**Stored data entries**
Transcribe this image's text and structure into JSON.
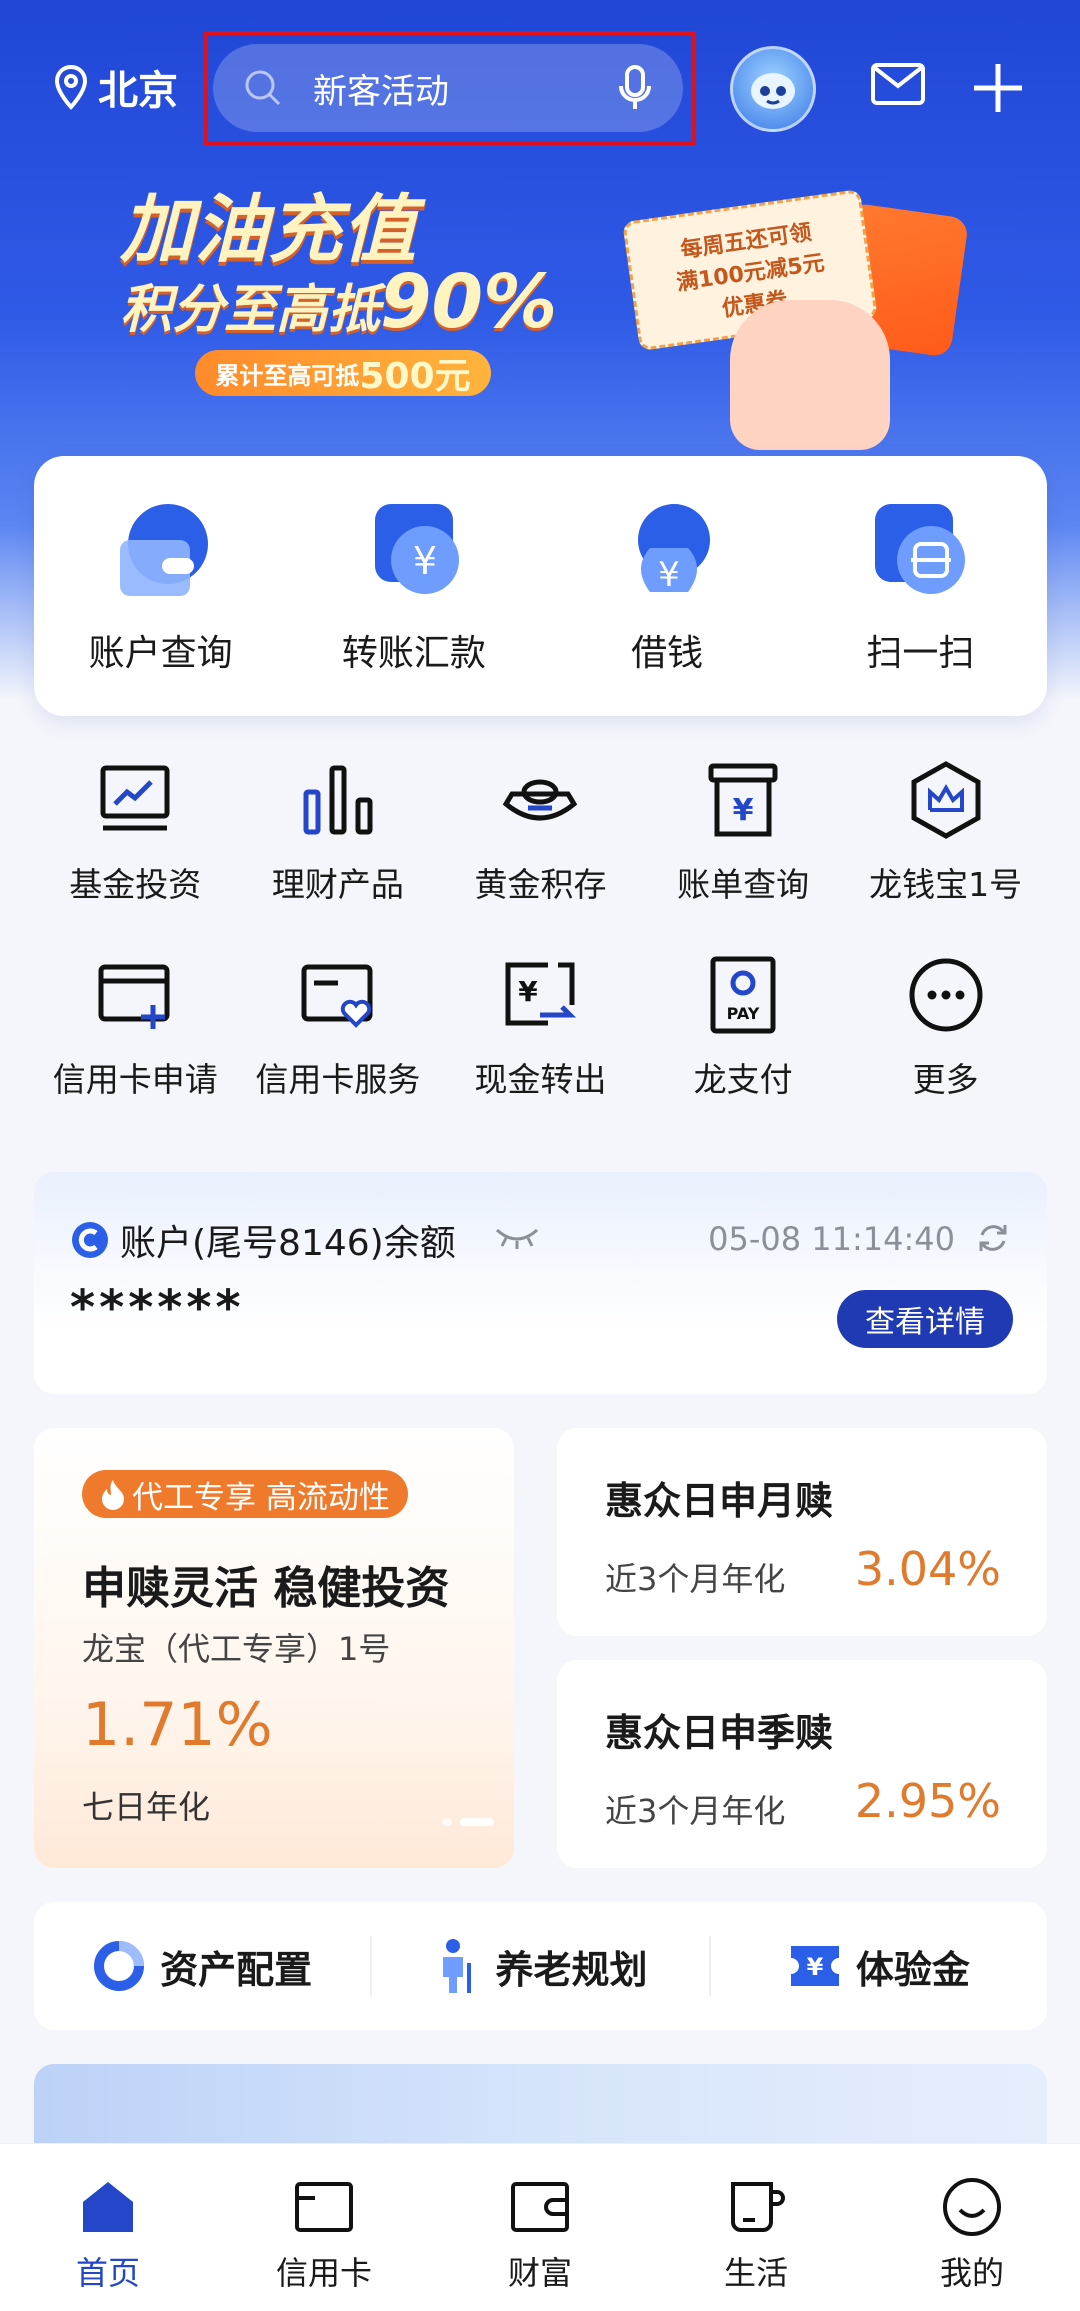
{
  "header": {
    "location": "北京",
    "search_placeholder": "新客活动"
  },
  "banner": {
    "line1": "加油充值",
    "line2_prefix": "积分至高抵",
    "line2_value": "90%",
    "pill_prefix": "累计至高可抵",
    "pill_value": "500元",
    "coupon_line1": "每周五还可领",
    "coupon_line2": "满100元减5元",
    "coupon_line3": "优惠券"
  },
  "quick_actions": [
    {
      "label": "账户查询",
      "icon": "wallet-icon"
    },
    {
      "label": "转账汇款",
      "icon": "yuan-transfer-icon"
    },
    {
      "label": "借钱",
      "icon": "money-bag-icon"
    },
    {
      "label": "扫一扫",
      "icon": "scan-icon"
    }
  ],
  "services": {
    "row1": [
      {
        "label": "基金投资",
        "icon": "fund-chart-icon"
      },
      {
        "label": "理财产品",
        "icon": "bar-chart-icon"
      },
      {
        "label": "黄金积存",
        "icon": "gold-ingot-icon"
      },
      {
        "label": "账单查询",
        "icon": "bill-icon"
      },
      {
        "label": "龙钱宝1号",
        "icon": "crown-hexagon-icon"
      }
    ],
    "row2": [
      {
        "label": "信用卡申请",
        "icon": "card-add-icon"
      },
      {
        "label": "信用卡服务",
        "icon": "card-heart-icon"
      },
      {
        "label": "现金转出",
        "icon": "cash-out-icon"
      },
      {
        "label": "龙支付",
        "icon": "pay-icon"
      },
      {
        "label": "更多",
        "icon": "more-icon"
      }
    ]
  },
  "balance": {
    "title": "账户(尾号8146)余额",
    "timestamp": "05-08 11:14:40",
    "masked_value": "******",
    "detail_button": "查看详情"
  },
  "promo": {
    "tag": "代工专享 高流动性",
    "headline": "申赎灵活 稳健投资",
    "product": "龙宝（代工专享）1号",
    "rate": "1.71%",
    "rate_label": "七日年化"
  },
  "products": [
    {
      "name": "惠众日申月赎",
      "sub": "近3个月年化",
      "rate": "3.04%"
    },
    {
      "name": "惠众日申季赎",
      "sub": "近3个月年化",
      "rate": "2.95%"
    }
  ],
  "features": [
    {
      "label": "资产配置",
      "icon": "pie-icon"
    },
    {
      "label": "养老规划",
      "icon": "elder-icon"
    },
    {
      "label": "体验金",
      "icon": "yuan-ticket-icon"
    }
  ],
  "bottom_nav": [
    {
      "label": "首页",
      "icon": "home-icon",
      "active": true
    },
    {
      "label": "信用卡",
      "icon": "card-icon",
      "active": false
    },
    {
      "label": "财富",
      "icon": "wealth-wallet-icon",
      "active": false
    },
    {
      "label": "生活",
      "icon": "cup-icon",
      "active": false
    },
    {
      "label": "我的",
      "icon": "smile-icon",
      "active": false
    }
  ],
  "colors": {
    "primary_blue": "#2146d6",
    "accent_orange": "#e07a2c",
    "button_navy": "#203ab3",
    "highlight_red": "#e0101d"
  }
}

**Instructions for the task**
Output the data above without changes, apart from leaving out the pictures.

**Written solution**
Transcribe this image's text and structure into JSON.
{
  "header": {
    "location": "北京",
    "search_placeholder": "新客活动"
  },
  "banner": {
    "line1": "加油充值",
    "line2_prefix": "积分至高抵",
    "line2_value": "90%",
    "pill_prefix": "累计至高可抵",
    "pill_value": "500元",
    "coupon_line1": "每周五还可领",
    "coupon_line2": "满100元减5元",
    "coupon_line3": "优惠券"
  },
  "quick_actions": [
    {
      "label": "账户查询",
      "icon": "wallet-icon"
    },
    {
      "label": "转账汇款",
      "icon": "yuan-transfer-icon"
    },
    {
      "label": "借钱",
      "icon": "money-bag-icon"
    },
    {
      "label": "扫一扫",
      "icon": "scan-icon"
    }
  ],
  "services": {
    "row1": [
      {
        "label": "基金投资",
        "icon": "fund-chart-icon"
      },
      {
        "label": "理财产品",
        "icon": "bar-chart-icon"
      },
      {
        "label": "黄金积存",
        "icon": "gold-ingot-icon"
      },
      {
        "label": "账单查询",
        "icon": "bill-icon"
      },
      {
        "label": "龙钱宝1号",
        "icon": "crown-hexagon-icon"
      }
    ],
    "row2": [
      {
        "label": "信用卡申请",
        "icon": "card-add-icon"
      },
      {
        "label": "信用卡服务",
        "icon": "card-heart-icon"
      },
      {
        "label": "现金转出",
        "icon": "cash-out-icon"
      },
      {
        "label": "龙支付",
        "icon": "pay-icon"
      },
      {
        "label": "更多",
        "icon": "more-icon"
      }
    ]
  },
  "balance": {
    "title": "账户(尾号8146)余额",
    "timestamp": "05-08 11:14:40",
    "masked_value": "******",
    "detail_button": "查看详情"
  },
  "promo": {
    "tag": "代工专享 高流动性",
    "headline": "申赎灵活 稳健投资",
    "product": "龙宝（代工专享）1号",
    "rate": "1.71%",
    "rate_label": "七日年化"
  },
  "products": [
    {
      "name": "惠众日申月赎",
      "sub": "近3个月年化",
      "rate": "3.04%"
    },
    {
      "name": "惠众日申季赎",
      "sub": "近3个月年化",
      "rate": "2.95%"
    }
  ],
  "features": [
    {
      "label": "资产配置",
      "icon": "pie-icon"
    },
    {
      "label": "养老规划",
      "icon": "elder-icon"
    },
    {
      "label": "体验金",
      "icon": "yuan-ticket-icon"
    }
  ],
  "bottom_nav": [
    {
      "label": "首页",
      "icon": "home-icon",
      "active": true
    },
    {
      "label": "信用卡",
      "icon": "card-icon",
      "active": false
    },
    {
      "label": "财富",
      "icon": "wealth-wallet-icon",
      "active": false
    },
    {
      "label": "生活",
      "icon": "cup-icon",
      "active": false
    },
    {
      "label": "我的",
      "icon": "smile-icon",
      "active": false
    }
  ],
  "colors": {
    "primary_blue": "#2146d6",
    "accent_orange": "#e07a2c",
    "button_navy": "#203ab3",
    "highlight_red": "#e0101d"
  }
}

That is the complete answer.